TASK TO COMPLETE:
Will you write out the data exactly, excluding every picture?

* begin *

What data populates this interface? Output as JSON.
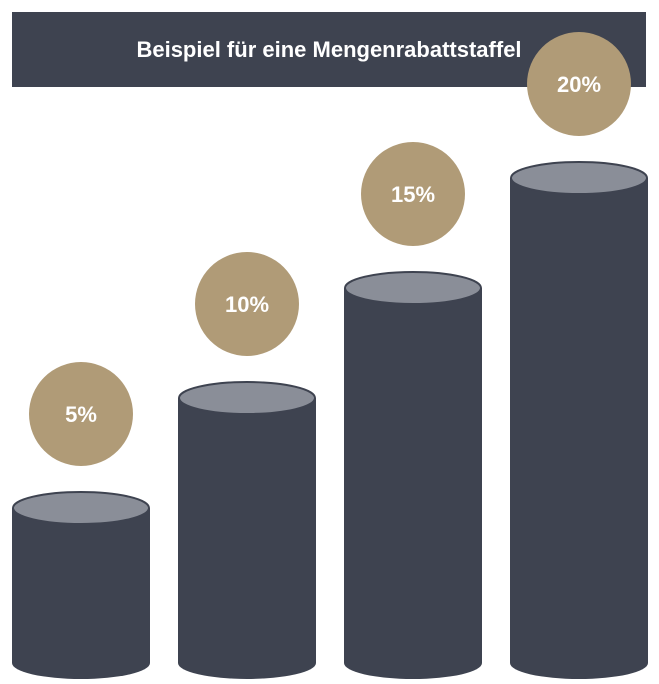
{
  "title": "Beispiel für eine Mengenrabattstaffel",
  "colors": {
    "header_bg": "#3e4350",
    "cylinder_body": "#3e4350",
    "cylinder_top": "#8a8e98",
    "badge": "#b09b77",
    "badge_text": "#ffffff"
  },
  "chart_data": {
    "type": "bar",
    "style": "cylinder",
    "title": "Beispiel für eine Mengenrabattstaffel",
    "xlabel": "",
    "ylabel": "",
    "values": [
      5,
      10,
      15,
      20
    ],
    "labels": [
      "5%",
      "10%",
      "15%",
      "20%"
    ],
    "grid": false,
    "legend": "none"
  }
}
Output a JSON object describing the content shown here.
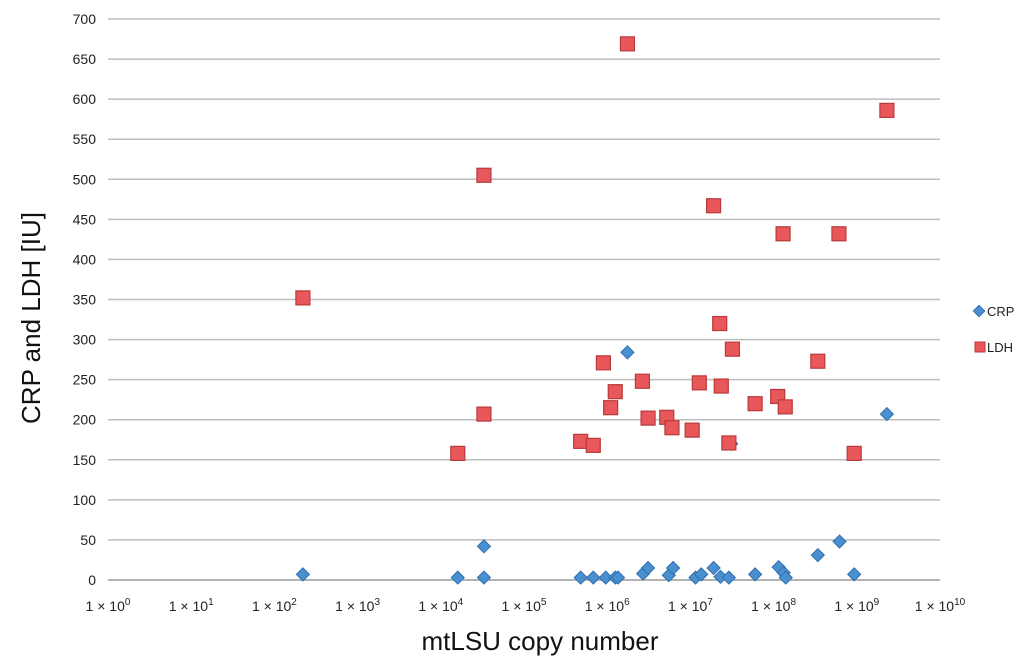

* end *

WRITTEN ANSWER:
What data populates this interface? Output as JSON.
{
  "title": "Beispiel für eine Mengenrabattstaffel",
  "colors": {
    "header_bg": "#3e4350",
    "cylinder_body": "#3e4350",
    "cylinder_top": "#8a8e98",
    "badge": "#b09b77",
    "badge_text": "#ffffff"
  },
  "chart_data": {
    "type": "bar",
    "style": "cylinder",
    "title": "Beispiel für eine Mengenrabattstaffel",
    "xlabel": "",
    "ylabel": "",
    "values": [
      5,
      10,
      15,
      20
    ],
    "labels": [
      "5%",
      "10%",
      "15%",
      "20%"
    ],
    "grid": false,
    "legend": "none"
  }
}
Output a JSON object describing the content shown here.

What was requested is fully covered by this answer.